Work required
Omit all pictures and give the records below again exactly as written.

Dataset
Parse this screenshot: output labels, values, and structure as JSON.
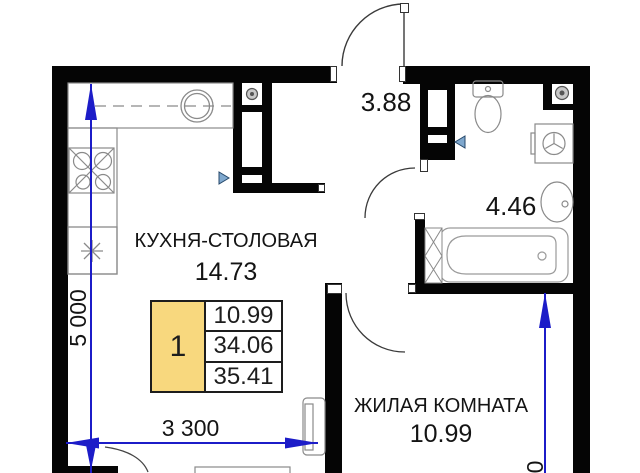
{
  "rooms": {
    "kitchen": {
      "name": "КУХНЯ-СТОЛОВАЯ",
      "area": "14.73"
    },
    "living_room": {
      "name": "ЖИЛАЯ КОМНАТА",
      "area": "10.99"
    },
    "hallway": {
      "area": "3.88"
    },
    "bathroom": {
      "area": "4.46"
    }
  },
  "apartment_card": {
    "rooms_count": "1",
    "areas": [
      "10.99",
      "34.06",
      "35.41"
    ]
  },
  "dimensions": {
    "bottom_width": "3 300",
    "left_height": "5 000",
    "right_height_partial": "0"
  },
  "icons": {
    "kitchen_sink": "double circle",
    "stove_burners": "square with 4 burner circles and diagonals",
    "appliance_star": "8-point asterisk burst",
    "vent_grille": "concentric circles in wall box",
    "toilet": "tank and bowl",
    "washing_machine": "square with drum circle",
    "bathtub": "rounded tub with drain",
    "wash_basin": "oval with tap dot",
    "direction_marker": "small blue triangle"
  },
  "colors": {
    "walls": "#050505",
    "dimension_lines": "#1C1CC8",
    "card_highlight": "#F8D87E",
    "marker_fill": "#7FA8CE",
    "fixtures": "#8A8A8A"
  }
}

Answer to this exercise
Parse this screenshot: output labels, values, and structure as JSON.
{
  "rooms": {
    "kitchen": {
      "name": "КУХНЯ-СТОЛОВАЯ",
      "area": "14.73"
    },
    "living_room": {
      "name": "ЖИЛАЯ КОМНАТА",
      "area": "10.99"
    },
    "hallway": {
      "area": "3.88"
    },
    "bathroom": {
      "area": "4.46"
    }
  },
  "apartment_card": {
    "rooms_count": "1",
    "areas": [
      "10.99",
      "34.06",
      "35.41"
    ]
  },
  "dimensions": {
    "bottom_width": "3 300",
    "left_height": "5 000",
    "right_height_partial": "0"
  },
  "icons": {
    "kitchen_sink": "double circle",
    "stove_burners": "square with 4 burner circles and diagonals",
    "appliance_star": "8-point asterisk burst",
    "vent_grille": "concentric circles in wall box",
    "toilet": "tank and bowl",
    "washing_machine": "square with drum circle",
    "bathtub": "rounded tub with drain",
    "wash_basin": "oval with tap dot",
    "direction_marker": "small blue triangle"
  },
  "colors": {
    "walls": "#050505",
    "dimension_lines": "#1C1CC8",
    "card_highlight": "#F8D87E",
    "marker_fill": "#7FA8CE",
    "fixtures": "#8A8A8A"
  }
}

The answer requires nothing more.